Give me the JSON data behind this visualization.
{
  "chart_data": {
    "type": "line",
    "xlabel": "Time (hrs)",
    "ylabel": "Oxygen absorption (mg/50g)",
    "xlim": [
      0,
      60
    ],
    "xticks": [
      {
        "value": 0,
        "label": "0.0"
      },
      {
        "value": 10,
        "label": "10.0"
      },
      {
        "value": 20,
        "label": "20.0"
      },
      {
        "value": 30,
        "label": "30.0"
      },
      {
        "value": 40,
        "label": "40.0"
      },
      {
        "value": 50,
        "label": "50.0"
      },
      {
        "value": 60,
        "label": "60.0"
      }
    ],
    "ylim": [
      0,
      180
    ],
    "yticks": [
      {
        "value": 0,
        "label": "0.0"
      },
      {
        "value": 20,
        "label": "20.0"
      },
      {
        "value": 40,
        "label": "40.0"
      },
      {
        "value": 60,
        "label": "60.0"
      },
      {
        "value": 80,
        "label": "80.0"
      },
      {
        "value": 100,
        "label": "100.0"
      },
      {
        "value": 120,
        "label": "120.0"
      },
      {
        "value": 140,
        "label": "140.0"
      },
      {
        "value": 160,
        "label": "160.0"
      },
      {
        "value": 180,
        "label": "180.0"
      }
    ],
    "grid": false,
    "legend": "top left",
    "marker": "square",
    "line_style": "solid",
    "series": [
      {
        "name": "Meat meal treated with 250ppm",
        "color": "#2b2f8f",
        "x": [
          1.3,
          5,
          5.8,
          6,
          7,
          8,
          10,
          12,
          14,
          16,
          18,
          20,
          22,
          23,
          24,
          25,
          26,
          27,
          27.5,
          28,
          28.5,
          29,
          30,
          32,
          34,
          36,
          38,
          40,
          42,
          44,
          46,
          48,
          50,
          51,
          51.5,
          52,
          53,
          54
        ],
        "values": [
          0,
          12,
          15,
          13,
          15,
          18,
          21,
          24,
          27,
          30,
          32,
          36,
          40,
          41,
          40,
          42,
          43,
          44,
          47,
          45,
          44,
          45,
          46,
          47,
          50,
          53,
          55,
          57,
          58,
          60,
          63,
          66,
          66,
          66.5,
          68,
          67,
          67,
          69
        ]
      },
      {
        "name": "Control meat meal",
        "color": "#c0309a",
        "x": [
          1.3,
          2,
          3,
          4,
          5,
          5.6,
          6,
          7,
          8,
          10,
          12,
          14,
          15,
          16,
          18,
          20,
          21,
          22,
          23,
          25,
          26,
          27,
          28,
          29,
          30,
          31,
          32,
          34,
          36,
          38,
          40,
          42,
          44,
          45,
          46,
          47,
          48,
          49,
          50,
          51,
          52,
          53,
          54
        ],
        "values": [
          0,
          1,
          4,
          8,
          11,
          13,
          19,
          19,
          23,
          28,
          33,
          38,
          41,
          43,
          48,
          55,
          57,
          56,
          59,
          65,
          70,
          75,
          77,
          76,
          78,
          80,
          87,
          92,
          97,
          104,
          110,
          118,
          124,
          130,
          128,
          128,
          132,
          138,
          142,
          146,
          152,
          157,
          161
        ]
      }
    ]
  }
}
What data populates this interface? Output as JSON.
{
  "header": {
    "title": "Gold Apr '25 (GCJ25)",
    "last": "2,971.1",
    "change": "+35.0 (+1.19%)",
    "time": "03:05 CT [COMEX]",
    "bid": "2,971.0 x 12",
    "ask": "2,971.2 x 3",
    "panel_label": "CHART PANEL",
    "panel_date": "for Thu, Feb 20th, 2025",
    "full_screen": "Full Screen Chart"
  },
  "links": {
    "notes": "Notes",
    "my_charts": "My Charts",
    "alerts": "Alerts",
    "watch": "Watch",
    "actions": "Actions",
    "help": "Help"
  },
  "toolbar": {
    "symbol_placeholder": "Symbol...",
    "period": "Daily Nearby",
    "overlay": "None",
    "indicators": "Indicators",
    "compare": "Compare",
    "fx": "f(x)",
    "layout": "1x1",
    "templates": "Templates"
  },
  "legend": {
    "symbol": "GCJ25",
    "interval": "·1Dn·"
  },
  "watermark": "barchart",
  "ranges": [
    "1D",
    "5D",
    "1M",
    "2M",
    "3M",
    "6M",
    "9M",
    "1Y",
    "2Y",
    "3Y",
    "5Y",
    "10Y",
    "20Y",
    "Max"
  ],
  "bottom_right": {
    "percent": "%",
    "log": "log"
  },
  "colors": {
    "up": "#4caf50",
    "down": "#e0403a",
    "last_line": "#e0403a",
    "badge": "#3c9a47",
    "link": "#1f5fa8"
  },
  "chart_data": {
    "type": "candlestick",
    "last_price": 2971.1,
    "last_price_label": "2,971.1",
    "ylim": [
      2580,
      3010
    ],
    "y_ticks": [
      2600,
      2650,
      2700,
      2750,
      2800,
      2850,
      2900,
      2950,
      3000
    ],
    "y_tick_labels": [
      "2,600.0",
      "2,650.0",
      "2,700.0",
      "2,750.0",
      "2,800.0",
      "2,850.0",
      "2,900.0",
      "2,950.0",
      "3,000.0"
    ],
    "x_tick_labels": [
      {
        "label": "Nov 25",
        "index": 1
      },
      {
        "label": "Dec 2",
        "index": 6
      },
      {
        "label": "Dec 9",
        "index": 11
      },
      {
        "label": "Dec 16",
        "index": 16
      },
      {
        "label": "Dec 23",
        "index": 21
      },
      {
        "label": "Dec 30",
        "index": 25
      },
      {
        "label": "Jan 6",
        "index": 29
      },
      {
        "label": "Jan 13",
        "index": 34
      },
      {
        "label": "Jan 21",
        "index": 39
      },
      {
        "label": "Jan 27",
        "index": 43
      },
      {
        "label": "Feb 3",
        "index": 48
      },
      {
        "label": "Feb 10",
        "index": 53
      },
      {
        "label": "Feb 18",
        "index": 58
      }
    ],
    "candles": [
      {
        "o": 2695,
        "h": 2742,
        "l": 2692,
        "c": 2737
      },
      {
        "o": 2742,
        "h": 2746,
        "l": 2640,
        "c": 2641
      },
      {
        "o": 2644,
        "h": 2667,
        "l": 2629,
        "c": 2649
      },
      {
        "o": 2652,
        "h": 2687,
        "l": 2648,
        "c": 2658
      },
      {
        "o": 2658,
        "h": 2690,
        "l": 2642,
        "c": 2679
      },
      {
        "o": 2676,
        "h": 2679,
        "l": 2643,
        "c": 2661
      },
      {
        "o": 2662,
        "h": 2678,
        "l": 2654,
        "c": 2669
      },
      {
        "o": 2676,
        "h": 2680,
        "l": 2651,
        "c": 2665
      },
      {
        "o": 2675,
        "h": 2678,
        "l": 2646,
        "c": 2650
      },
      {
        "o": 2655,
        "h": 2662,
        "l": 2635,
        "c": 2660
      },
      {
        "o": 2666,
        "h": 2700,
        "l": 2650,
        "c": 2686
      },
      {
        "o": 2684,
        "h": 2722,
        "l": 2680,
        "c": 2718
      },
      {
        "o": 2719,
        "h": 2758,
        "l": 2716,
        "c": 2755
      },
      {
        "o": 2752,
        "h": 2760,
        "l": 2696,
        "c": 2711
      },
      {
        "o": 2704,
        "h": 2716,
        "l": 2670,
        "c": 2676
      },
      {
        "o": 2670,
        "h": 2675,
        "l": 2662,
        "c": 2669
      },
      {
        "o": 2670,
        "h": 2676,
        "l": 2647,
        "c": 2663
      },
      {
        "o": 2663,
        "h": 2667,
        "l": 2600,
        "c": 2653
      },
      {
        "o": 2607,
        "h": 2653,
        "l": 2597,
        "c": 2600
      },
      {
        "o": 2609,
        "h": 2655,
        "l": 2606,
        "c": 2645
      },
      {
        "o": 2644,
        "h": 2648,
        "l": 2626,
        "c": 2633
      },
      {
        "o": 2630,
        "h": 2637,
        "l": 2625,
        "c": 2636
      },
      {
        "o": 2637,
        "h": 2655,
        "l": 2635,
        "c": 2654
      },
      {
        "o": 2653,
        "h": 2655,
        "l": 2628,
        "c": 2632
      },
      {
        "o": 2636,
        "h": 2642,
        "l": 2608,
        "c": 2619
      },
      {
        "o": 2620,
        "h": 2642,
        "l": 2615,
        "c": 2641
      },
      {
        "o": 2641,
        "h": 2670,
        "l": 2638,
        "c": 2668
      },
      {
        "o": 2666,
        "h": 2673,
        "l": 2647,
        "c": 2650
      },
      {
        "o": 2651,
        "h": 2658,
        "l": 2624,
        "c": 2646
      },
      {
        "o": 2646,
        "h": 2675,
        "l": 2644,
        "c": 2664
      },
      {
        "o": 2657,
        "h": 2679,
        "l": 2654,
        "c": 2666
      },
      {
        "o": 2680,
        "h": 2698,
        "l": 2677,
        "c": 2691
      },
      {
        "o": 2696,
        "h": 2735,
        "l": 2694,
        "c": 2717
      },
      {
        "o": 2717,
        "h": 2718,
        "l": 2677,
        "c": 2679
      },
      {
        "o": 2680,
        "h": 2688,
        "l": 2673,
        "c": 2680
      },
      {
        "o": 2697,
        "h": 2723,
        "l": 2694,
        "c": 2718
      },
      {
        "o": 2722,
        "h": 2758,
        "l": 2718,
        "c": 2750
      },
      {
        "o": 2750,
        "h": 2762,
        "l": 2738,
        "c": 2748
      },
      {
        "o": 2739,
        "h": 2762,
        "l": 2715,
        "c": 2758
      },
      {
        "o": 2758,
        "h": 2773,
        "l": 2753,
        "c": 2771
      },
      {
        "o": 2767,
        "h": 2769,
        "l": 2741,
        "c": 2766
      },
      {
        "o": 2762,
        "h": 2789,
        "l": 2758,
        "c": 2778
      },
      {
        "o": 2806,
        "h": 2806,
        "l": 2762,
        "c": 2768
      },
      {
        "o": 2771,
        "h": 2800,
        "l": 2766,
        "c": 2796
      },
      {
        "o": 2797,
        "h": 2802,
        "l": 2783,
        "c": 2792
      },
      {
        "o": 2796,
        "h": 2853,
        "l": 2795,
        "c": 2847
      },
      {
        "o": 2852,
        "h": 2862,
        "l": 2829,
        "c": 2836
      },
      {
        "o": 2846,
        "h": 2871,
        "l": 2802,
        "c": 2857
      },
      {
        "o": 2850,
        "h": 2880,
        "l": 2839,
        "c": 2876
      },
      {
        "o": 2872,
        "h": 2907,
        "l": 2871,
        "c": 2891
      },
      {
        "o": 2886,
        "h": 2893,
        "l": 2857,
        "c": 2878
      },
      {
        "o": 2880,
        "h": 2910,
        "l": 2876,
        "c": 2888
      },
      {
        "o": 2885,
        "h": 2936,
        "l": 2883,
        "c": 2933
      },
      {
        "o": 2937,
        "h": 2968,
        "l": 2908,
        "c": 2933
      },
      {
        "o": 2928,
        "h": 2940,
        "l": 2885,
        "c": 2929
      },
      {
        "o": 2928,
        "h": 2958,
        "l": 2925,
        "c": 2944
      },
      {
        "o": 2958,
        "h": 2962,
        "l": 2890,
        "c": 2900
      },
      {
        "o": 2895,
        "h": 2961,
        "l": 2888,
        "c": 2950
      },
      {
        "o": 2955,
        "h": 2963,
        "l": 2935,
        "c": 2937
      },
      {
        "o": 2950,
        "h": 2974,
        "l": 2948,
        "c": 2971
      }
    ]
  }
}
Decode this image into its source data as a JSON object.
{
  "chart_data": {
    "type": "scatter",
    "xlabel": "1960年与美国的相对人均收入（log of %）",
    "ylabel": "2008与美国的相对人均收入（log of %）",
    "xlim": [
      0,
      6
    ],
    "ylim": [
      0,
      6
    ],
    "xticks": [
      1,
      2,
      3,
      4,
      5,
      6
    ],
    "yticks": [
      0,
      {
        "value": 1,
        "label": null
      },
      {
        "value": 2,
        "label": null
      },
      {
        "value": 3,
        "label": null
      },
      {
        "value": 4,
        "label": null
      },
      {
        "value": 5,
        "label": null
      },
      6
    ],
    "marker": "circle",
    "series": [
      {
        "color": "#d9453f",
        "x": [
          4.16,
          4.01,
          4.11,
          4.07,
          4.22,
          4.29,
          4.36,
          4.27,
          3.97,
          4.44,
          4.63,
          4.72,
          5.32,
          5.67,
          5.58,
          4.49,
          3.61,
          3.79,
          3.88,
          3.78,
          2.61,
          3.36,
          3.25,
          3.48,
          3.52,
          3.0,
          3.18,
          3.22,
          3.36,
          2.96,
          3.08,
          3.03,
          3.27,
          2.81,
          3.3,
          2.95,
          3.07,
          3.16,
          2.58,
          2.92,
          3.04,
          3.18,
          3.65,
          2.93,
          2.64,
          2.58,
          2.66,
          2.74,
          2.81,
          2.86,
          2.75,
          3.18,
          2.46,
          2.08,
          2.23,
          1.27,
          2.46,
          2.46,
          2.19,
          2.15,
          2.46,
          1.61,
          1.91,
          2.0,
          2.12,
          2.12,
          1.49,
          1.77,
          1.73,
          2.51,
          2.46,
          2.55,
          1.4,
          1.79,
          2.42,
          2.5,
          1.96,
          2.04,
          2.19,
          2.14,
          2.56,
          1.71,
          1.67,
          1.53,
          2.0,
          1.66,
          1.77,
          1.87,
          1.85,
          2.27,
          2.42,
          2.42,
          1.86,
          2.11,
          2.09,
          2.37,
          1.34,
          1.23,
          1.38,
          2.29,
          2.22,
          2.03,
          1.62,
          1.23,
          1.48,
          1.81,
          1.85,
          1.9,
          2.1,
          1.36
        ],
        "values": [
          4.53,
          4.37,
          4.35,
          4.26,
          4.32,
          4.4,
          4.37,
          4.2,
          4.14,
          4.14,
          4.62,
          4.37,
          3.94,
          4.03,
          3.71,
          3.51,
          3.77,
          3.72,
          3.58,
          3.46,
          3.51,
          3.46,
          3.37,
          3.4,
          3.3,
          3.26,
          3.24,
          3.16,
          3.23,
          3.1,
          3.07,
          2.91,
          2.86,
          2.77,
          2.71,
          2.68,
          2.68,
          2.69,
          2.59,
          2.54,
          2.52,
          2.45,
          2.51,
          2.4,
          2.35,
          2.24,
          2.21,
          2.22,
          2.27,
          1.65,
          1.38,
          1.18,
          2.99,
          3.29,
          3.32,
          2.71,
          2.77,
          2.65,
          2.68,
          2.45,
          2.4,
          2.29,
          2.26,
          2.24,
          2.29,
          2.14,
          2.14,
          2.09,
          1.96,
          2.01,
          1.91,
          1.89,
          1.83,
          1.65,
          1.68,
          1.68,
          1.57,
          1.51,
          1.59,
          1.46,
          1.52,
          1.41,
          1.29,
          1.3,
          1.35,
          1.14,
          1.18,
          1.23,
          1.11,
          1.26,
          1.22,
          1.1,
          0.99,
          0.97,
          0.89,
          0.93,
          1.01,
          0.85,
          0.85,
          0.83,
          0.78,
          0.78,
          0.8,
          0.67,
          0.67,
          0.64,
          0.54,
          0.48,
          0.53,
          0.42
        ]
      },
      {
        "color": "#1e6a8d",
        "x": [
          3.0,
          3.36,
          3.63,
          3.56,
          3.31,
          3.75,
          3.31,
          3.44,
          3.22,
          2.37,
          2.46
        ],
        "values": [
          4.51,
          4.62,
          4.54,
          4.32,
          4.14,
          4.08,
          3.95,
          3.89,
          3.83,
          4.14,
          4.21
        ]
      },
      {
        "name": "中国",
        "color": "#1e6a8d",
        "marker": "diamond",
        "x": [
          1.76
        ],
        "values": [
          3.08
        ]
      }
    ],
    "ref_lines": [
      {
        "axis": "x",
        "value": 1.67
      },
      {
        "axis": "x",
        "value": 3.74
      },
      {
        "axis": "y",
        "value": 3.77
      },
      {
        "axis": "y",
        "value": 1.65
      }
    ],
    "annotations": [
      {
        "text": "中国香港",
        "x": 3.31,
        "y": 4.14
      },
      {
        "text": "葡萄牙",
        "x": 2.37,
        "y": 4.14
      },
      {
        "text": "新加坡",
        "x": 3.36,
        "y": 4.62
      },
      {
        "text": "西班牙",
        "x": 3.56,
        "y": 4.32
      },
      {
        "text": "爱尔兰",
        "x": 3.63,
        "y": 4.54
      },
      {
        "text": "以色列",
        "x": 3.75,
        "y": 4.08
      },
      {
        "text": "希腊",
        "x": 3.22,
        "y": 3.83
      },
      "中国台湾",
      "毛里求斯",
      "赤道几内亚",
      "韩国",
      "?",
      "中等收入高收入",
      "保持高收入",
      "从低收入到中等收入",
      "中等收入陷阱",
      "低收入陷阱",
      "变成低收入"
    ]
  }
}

# Job
From the entries above, copy every line where the word "type" shows up.

# Written solution
    "type": "line",
    "type": "candlestick",
    "type": "scatter",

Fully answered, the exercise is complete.